[START OF AVAILABLE DATA]

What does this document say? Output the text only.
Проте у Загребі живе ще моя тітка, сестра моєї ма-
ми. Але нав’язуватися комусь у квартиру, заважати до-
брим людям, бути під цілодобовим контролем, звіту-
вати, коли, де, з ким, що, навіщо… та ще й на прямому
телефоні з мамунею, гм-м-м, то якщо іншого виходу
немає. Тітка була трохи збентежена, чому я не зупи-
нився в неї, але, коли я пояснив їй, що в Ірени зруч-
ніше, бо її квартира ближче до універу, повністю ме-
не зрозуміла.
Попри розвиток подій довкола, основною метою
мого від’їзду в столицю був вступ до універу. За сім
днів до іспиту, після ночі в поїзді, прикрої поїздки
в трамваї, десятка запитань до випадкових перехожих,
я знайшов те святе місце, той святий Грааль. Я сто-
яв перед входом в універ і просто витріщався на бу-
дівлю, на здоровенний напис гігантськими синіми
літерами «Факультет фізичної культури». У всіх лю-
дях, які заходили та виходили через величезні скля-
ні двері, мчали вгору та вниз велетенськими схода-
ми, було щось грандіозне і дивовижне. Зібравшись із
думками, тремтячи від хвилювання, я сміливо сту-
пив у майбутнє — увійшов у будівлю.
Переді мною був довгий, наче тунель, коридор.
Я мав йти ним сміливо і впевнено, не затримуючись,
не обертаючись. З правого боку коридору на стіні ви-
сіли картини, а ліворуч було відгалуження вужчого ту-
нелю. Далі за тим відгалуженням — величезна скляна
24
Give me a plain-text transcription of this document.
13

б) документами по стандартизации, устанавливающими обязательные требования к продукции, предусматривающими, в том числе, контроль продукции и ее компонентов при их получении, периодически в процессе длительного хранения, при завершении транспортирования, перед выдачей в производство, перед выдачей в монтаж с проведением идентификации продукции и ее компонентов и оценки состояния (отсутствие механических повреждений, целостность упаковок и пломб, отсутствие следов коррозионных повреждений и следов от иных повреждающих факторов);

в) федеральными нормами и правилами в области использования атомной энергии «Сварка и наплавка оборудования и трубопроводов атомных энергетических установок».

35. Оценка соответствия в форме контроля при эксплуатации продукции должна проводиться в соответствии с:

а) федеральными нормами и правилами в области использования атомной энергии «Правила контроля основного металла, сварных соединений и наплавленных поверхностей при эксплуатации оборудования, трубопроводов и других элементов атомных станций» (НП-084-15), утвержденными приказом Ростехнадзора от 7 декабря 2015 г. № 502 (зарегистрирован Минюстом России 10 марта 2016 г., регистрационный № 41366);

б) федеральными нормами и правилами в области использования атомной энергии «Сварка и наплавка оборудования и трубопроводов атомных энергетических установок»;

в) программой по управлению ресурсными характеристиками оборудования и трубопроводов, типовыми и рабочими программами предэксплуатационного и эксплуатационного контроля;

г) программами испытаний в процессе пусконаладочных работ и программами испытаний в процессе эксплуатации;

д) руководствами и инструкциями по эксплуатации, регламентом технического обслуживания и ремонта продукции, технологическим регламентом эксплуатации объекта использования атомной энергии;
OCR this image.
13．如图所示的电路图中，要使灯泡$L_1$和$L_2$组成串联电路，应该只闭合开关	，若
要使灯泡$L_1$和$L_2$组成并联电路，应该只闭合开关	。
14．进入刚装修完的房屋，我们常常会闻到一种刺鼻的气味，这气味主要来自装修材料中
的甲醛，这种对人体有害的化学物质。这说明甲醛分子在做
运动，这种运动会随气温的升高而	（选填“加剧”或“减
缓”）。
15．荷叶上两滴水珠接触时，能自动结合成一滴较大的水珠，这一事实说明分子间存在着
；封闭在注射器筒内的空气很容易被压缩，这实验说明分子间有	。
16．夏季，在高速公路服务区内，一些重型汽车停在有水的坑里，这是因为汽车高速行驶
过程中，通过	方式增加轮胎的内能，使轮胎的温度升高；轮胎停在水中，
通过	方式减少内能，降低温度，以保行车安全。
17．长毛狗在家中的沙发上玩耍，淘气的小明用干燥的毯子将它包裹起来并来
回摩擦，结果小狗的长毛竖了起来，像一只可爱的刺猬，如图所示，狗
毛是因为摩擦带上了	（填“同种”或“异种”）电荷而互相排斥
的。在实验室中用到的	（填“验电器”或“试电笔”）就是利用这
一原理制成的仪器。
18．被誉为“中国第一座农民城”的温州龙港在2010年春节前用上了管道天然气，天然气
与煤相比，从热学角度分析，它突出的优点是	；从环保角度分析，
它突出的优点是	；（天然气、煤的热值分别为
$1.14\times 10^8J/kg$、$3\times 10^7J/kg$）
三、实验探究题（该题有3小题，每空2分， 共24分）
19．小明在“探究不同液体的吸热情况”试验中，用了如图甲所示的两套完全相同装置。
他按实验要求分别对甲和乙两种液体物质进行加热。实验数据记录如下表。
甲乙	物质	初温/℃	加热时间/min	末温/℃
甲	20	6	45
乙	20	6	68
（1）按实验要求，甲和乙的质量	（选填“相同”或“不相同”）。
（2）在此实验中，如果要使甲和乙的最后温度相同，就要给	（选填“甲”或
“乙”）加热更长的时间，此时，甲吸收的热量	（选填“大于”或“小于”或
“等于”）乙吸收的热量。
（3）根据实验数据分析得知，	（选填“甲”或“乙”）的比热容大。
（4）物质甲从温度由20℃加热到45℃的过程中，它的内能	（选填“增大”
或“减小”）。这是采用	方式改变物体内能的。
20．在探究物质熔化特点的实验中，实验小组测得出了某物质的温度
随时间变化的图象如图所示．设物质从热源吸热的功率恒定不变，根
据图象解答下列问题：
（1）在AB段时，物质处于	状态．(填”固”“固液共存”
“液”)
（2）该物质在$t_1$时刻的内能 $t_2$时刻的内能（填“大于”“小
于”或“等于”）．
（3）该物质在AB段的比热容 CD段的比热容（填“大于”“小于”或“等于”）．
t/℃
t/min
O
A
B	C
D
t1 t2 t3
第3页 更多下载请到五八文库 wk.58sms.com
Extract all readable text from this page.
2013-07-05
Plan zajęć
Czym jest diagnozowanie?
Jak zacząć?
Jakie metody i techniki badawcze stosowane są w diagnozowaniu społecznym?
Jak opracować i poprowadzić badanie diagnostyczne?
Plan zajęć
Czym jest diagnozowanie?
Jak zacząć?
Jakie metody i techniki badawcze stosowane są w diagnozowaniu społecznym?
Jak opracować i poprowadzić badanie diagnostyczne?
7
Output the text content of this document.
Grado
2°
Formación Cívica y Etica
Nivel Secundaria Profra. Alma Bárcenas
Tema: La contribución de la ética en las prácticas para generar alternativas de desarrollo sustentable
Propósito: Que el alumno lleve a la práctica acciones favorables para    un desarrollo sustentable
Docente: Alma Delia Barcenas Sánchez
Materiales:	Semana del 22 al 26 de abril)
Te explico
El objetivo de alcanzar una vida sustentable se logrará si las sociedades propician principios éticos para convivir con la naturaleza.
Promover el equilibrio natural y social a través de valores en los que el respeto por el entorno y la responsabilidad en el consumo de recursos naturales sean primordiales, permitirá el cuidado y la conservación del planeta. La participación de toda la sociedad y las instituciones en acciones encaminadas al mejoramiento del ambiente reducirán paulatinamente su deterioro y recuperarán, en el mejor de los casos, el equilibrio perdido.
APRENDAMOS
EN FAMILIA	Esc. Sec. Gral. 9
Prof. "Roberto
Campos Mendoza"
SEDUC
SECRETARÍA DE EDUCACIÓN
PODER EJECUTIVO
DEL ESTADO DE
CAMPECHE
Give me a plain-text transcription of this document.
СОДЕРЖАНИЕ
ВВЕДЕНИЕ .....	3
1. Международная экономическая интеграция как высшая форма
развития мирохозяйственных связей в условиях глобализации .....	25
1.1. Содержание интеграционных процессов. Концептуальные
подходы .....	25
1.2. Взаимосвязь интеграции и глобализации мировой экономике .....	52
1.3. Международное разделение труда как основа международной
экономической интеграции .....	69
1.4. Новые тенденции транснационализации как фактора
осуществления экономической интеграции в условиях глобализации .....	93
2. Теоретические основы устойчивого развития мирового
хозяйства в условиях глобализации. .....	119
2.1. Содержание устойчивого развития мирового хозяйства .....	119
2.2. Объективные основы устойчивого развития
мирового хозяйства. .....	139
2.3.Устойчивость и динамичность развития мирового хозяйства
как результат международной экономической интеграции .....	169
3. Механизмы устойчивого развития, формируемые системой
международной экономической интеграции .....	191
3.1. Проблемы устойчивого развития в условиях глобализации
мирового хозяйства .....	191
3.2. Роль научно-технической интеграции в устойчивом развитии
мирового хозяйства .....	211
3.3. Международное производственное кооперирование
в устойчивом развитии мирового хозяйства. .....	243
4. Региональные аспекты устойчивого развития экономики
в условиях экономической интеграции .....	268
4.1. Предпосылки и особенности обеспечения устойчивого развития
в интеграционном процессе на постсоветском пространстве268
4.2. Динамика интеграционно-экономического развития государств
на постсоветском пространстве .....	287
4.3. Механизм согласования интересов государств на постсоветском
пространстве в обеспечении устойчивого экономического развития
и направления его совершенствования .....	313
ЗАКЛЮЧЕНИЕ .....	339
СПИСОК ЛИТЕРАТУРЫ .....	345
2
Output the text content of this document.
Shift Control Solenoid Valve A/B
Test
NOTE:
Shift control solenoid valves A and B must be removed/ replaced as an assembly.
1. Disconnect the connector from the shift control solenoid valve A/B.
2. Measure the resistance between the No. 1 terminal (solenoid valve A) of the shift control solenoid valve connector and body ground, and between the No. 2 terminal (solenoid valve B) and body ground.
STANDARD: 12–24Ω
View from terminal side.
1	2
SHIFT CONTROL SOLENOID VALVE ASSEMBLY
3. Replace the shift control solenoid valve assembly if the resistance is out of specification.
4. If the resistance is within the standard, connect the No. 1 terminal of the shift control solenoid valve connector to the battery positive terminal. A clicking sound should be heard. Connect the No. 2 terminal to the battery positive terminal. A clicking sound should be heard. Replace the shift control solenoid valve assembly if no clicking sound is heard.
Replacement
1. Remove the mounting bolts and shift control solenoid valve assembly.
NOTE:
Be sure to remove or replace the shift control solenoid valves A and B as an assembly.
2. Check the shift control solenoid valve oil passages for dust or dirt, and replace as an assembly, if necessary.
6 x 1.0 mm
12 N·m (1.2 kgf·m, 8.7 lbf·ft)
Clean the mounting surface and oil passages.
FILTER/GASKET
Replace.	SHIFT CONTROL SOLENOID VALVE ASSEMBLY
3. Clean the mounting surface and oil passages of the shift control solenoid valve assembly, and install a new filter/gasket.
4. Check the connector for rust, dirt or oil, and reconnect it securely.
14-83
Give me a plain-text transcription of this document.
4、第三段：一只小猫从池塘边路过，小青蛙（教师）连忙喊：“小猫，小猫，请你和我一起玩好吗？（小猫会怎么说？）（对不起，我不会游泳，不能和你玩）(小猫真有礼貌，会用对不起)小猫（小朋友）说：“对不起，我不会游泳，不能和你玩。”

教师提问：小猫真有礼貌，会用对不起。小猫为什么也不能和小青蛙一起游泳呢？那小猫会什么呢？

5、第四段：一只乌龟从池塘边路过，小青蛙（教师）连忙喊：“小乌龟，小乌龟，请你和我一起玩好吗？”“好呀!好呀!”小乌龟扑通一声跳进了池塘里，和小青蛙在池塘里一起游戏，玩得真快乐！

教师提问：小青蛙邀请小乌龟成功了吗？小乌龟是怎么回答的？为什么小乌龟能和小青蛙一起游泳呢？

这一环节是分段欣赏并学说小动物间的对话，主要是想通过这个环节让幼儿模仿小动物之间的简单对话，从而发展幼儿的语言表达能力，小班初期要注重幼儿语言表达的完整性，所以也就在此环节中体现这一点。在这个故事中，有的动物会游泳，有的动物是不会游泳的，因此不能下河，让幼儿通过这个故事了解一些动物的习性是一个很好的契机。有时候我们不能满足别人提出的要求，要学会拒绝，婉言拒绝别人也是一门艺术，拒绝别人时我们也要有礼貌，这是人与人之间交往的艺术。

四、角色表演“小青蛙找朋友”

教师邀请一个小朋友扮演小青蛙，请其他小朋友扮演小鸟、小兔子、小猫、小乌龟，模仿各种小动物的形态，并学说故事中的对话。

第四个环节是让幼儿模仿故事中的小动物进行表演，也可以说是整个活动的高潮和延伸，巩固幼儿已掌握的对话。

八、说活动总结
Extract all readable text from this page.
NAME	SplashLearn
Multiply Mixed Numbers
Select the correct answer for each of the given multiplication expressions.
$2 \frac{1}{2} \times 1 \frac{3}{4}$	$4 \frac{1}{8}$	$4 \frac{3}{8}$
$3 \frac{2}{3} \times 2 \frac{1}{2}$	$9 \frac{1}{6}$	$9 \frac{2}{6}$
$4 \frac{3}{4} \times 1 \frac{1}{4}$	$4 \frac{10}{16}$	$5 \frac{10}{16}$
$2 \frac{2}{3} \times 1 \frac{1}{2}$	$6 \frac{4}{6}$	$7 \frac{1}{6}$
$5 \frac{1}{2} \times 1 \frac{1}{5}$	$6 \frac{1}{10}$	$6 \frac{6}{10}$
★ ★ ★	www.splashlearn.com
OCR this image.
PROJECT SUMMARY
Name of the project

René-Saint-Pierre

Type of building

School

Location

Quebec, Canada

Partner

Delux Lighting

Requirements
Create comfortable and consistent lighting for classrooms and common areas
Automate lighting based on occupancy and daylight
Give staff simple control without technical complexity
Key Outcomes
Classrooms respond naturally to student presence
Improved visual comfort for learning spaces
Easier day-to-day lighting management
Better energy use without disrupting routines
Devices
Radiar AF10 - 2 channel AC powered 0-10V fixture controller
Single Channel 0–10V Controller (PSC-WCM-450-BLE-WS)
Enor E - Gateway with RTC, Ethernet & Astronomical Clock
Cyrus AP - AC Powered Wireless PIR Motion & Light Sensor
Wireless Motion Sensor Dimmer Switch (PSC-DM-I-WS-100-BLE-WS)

[END OF AVAILABLE DATA]

• THE PROBLEM: Answer with one number: how many lines of the entries above include the word "它突出的优点是".

• ANSWER TO THE PROBLEM: 2